• The data:
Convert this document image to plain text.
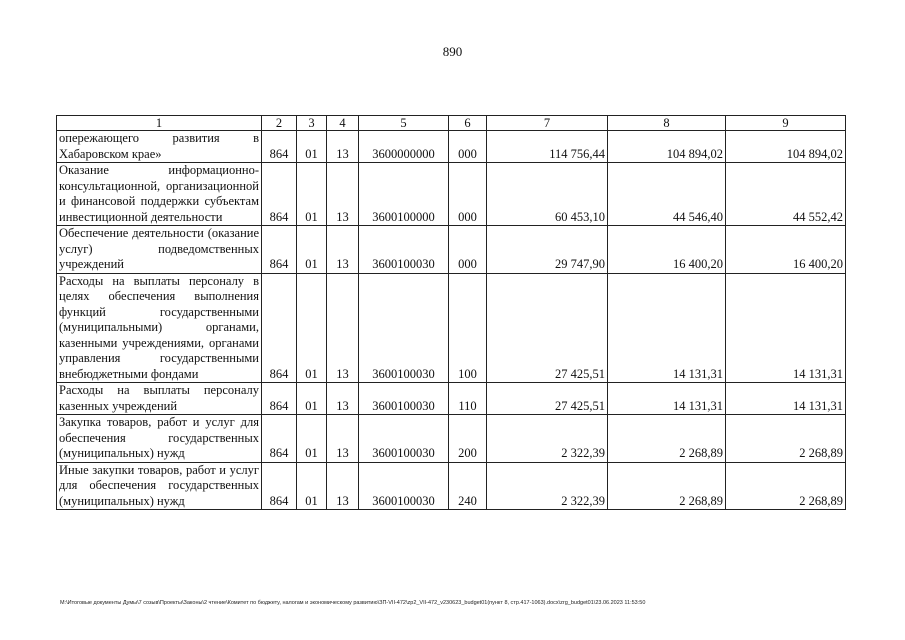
890
1	2	3	4	5	6	7	8	9
опережающего развития в Хабаровском крае»	864	01	13	3600000000	000	114 756,44	104 894,02	104 894,02
Оказание информационно-консультационной, организационной и финансовой поддержки субъектам инвестиционной деятельности	864	01	13	3600100000	000	60 453,10	44 546,40	44 552,42
Обеспечение деятельности (оказание услуг) подведомственных учреждений	864	01	13	3600100030	000	29 747,90	16 400,20	16 400,20
Расходы на выплаты персоналу в целях обеспечения выполнения функций государственными (муниципальными) органами, казенными учреждениями, органами управления государственными внебюджетными фондами	864	01	13	3600100030	100	27 425,51	14 131,31	14 131,31
Расходы на выплаты персоналу казенных учреждений	864	01	13	3600100030	110	27 425,51	14 131,31	14 131,31
Закупка товаров, работ и услуг для обеспечения государственных (муниципальных) нужд	864	01	13	3600100030	200	2 322,39	2 268,89	2 268,89
Иные закупки товаров, работ и услуг для обеспечения государственных (муниципальных) нужд	864	01	13	3600100030	240	2 322,39	2 268,89	2 268,89
M:\Итоговые документы Думы\7 созыв\Проекты\Законы\2 чтение\Комитет по бюджету, налогам и экономическому развитию\ЗП-VII-472\zp2_VII-472_v230623_budget01(пункт 8, стр.417-1063).docx\zrg_budget01\23.06.2023 11:53:50
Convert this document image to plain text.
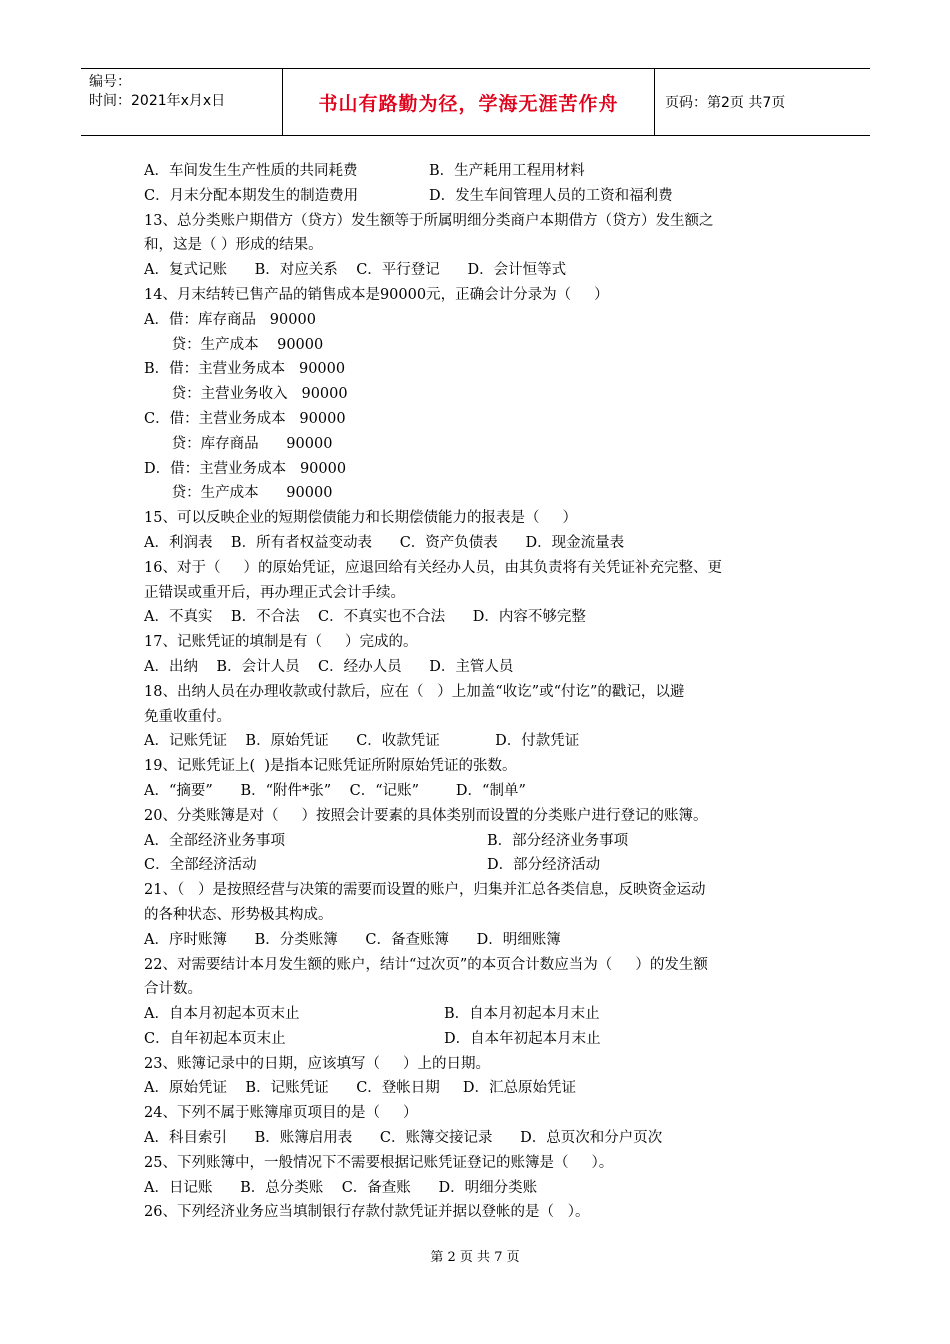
编号：
时间：2021年x月x日	书山有路勤为径，学海无涯苦作舟	页码：第2页 共7页
A．车间发生生产性质的共同耗费	B．生产耗用工程用材料
C．月末分配本期发生的制造费用	D．发生车间管理人员的工资和福利费
13、总分类账户期借方（贷方）发生额等于所属明细分类商户本期借方（贷方）发生额之
和，这是（ ）形成的结果。
A．复式记账      B．对应关系    C．平行登记      D．会计恒等式
14、月末结转已售产品的销售成本是90000元，正确会计分录为（     ）
A．借：库存商品   90000
贷：生产成本    90000
B．借：主营业务成本   90000
贷：主营业务收入   90000
C．借：主营业务成本   90000
贷：库存商品      90000
D．借：主营业务成本   90000
贷：生产成本      90000
15、可以反映企业的短期偿债能力和长期偿债能力的报表是（     ）
A．利润表    B．所有者权益变动表      C．资产负债表      D．现金流量表
16、对于（     ）的原始凭证，应退回给有关经办人员，由其负责将有关凭证补充完整、更
正错误或重开后，再办理正式会计手续。
A．不真实    B．不合法    C．不真实也不合法      D．内容不够完整
17、记账凭证的填制是有（     ）完成的。
A．出纳    B．会计人员    C．经办人员      D．主管人员
18、出纳人员在办理收款或付款后，应在（   ）上加盖“收讫”或“付讫”的戳记，以避
免重收重付。
A．记账凭证    B．原始凭证      C．收款凭证            D．付款凭证
19、记账凭证上(  )是指本记账凭证所附原始凭证的张数。
A．“摘要”      B．“附件*张”    C．“记账”        D．“制单”
20、分类账簿是对（     ）按照会计要素的具体类别而设置的分类账户进行登记的账簿。
A．全部经济业务事项	B．部分经济业务事项
C．全部经济活动	D．部分经济活动
21、（   ）是按照经营与决策的需要而设置的账户，归集并汇总各类信息，反映资金运动
的各种状态、形势极其构成。
A．序时账簿      B．分类账簿      C．备查账簿      D．明细账簿
22、对需要结计本月发生额的账户，结计“过次页”的本页合计数应当为（     ）的发生额
合计数。
A．自本月初起本页末止	B．自本月初起本月末止
C．自年初起本页末止	D．自本年初起本月末止
23、账簿记录中的日期，应该填写（     ）上的日期。
A．原始凭证    B．记账凭证      C．登帐日期     D．汇总原始凭证
24、下列不属于账簿扉页项目的是（     ）
A．科目索引      B．账簿启用表      C．账簿交接记录      D．总页次和分户页次
25、下列账簿中，一般情况下不需要根据记账凭证登记的账簿是（     ）。
A．日记账      B．总分类账    C．备查账      D．明细分类账
26、下列经济业务应当填制银行存款付款凭证并据以登帐的是（   ）。
第 2 页 共 7 页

• Exercise: Each line above that holds the string "учреждений" should be copied and shown.

• Reply:
Обеспечение деятельности (оказание услуг) подведомственных учреждений	864	01	13	3600100030	000	29 747,90	16 400,20	16 400,20
Расходы на выплаты персоналу казенных учреждений	864	01	13	3600100030	110	27 425,51	14 131,31	14 131,31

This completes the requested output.